Extracted data entries:
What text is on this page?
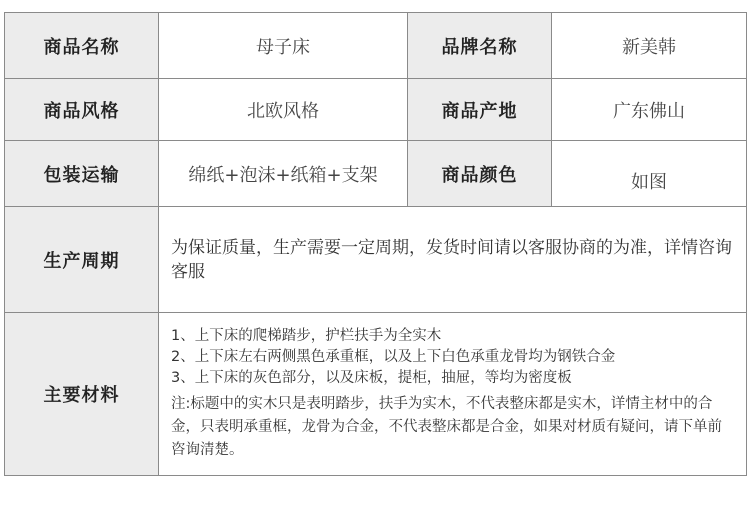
商品名称	母子床	品牌名称	新美韩
商品风格	北欧风格	商品产地	广东佛山
包装运输	绵纸+泡沫+纸箱+支架	商品颜色	如图
生产周期	为保证质量，生产需要一定周期，发货时间请以客服协商的为准，详情咨询客服		
主要材料	1、上下床的爬梯踏步，护栏扶手为全实木
2、上下床左右两侧黑色承重框，以及上下白色承重龙骨均为钢铁合金
3、上下床的灰色部分，以及床板，提柜，抽屉，等均为密度板
注:标题中的实木只是表明踏步，扶手为实木，不代表整床都是实木，详情主材中的合金，只表明承重框，龙骨为合金，不代表整床都是合金，如果对材质有疑问，请下单前咨询清楚。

- Stated problem:
Reproduce all of the material exactly, apart from the pictures.

- Task solution:
What text is on this page?
商品名称	母子床	品牌名称	新美韩
商品风格	北欧风格	商品产地	广东佛山
包装运输	绵纸+泡沫+纸箱+支架	商品颜色	如图
生产周期	为保证质量，生产需要一定周期，发货时间请以客服协商的为准，详情咨询客服		
主要材料	1、上下床的爬梯踏步，护栏扶手为全实木
2、上下床左右两侧黑色承重框，以及上下白色承重龙骨均为钢铁合金
3、上下床的灰色部分，以及床板，提柜，抽屉，等均为密度板
注:标题中的实木只是表明踏步，扶手为实木，不代表整床都是实木，详情主材中的合金，只表明承重框，龙骨为合金，不代表整床都是合金，如果对材质有疑问，请下单前咨询清楚。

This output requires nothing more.